** BEGIN Data lines **

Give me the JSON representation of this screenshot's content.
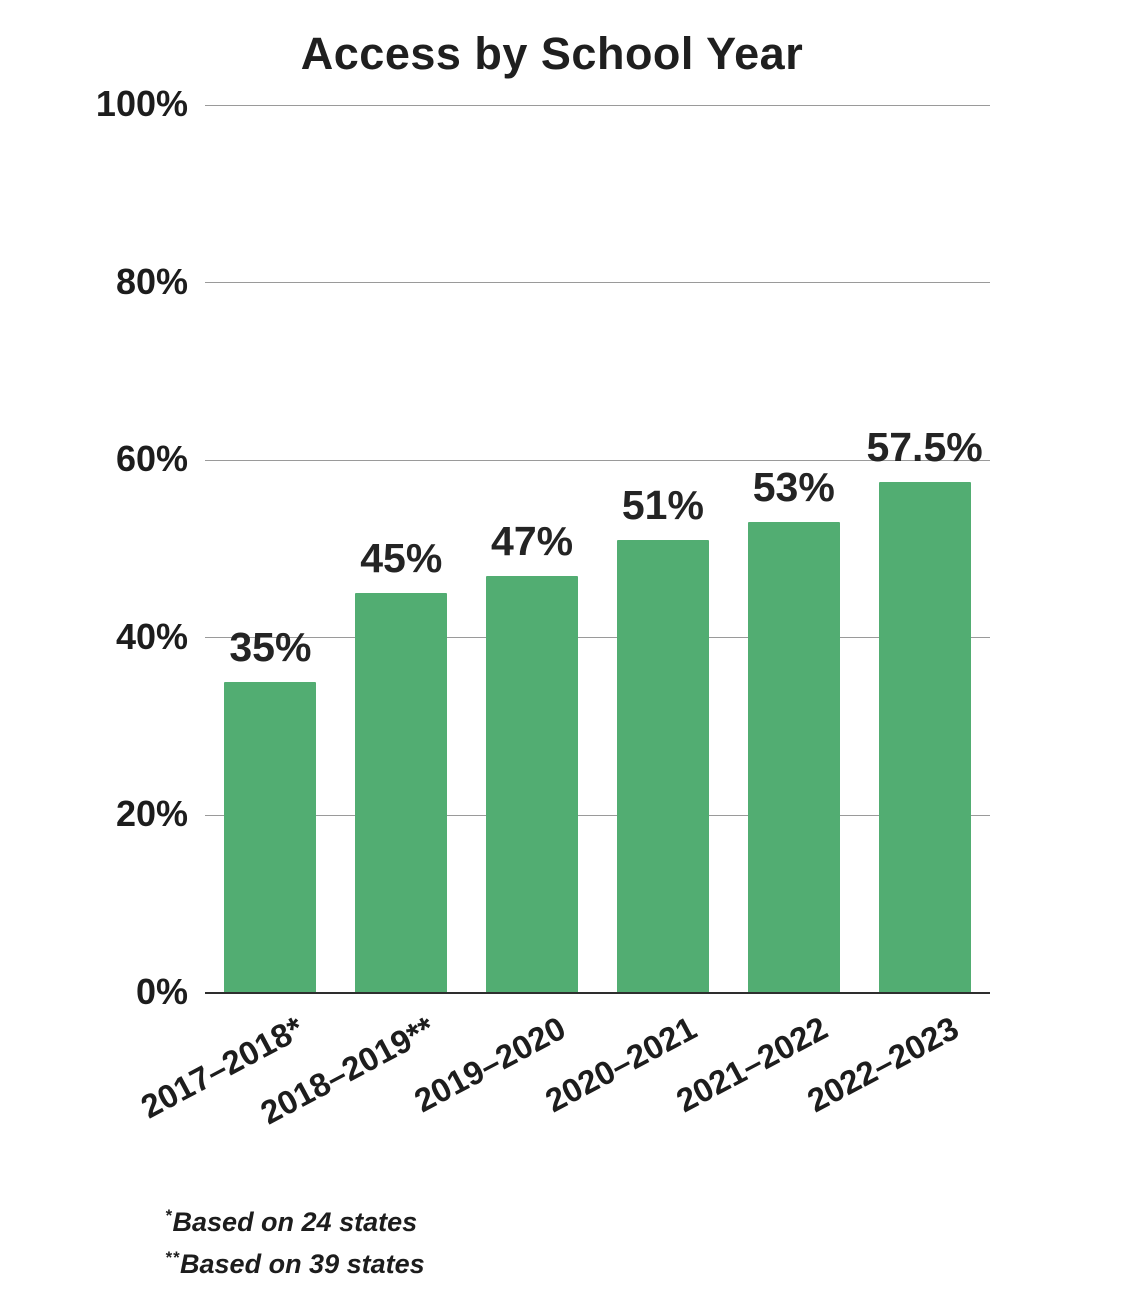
{
  "title": "Access by School Year",
  "chart_data": {
    "type": "bar",
    "title": "Access by School Year",
    "categories": [
      "2017–2018*",
      "2018–2019**",
      "2019–2020",
      "2020–2021",
      "2021–2022",
      "2022–2023"
    ],
    "values": [
      35,
      45,
      47,
      51,
      53,
      57.5
    ],
    "value_labels": [
      "35%",
      "45%",
      "47%",
      "51%",
      "53%",
      "57.5%"
    ],
    "xlabel": "",
    "ylabel": "",
    "ylim": [
      0,
      100
    ],
    "yticks": [
      0,
      20,
      40,
      60,
      80,
      100
    ],
    "ytick_labels": [
      "0%",
      "20%",
      "40%",
      "60%",
      "80%",
      "100%"
    ],
    "grid": true,
    "legend": false,
    "bar_color": "#52ad72"
  },
  "footnotes": [
    {
      "marker": "*",
      "text": "Based on 24 states"
    },
    {
      "marker": "**",
      "text": "Based on 39 states"
    }
  ],
  "colors": {
    "bar": "#52ad72",
    "gridline": "#9a9a9a",
    "baseline": "#2e2e2e",
    "text": "#1d1d1d"
  }
}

** END Data lines **

Stated goal >>
Copy the records above exactly. The pictures are not part of the copy.

Full answer >>
Give me the JSON representation of this screenshot's content.
{
  "title": "Access by School Year",
  "chart_data": {
    "type": "bar",
    "title": "Access by School Year",
    "categories": [
      "2017–2018*",
      "2018–2019**",
      "2019–2020",
      "2020–2021",
      "2021–2022",
      "2022–2023"
    ],
    "values": [
      35,
      45,
      47,
      51,
      53,
      57.5
    ],
    "value_labels": [
      "35%",
      "45%",
      "47%",
      "51%",
      "53%",
      "57.5%"
    ],
    "xlabel": "",
    "ylabel": "",
    "ylim": [
      0,
      100
    ],
    "yticks": [
      0,
      20,
      40,
      60,
      80,
      100
    ],
    "ytick_labels": [
      "0%",
      "20%",
      "40%",
      "60%",
      "80%",
      "100%"
    ],
    "grid": true,
    "legend": false,
    "bar_color": "#52ad72"
  },
  "footnotes": [
    {
      "marker": "*",
      "text": "Based on 24 states"
    },
    {
      "marker": "**",
      "text": "Based on 39 states"
    }
  ],
  "colors": {
    "bar": "#52ad72",
    "gridline": "#9a9a9a",
    "baseline": "#2e2e2e",
    "text": "#1d1d1d"
  }
}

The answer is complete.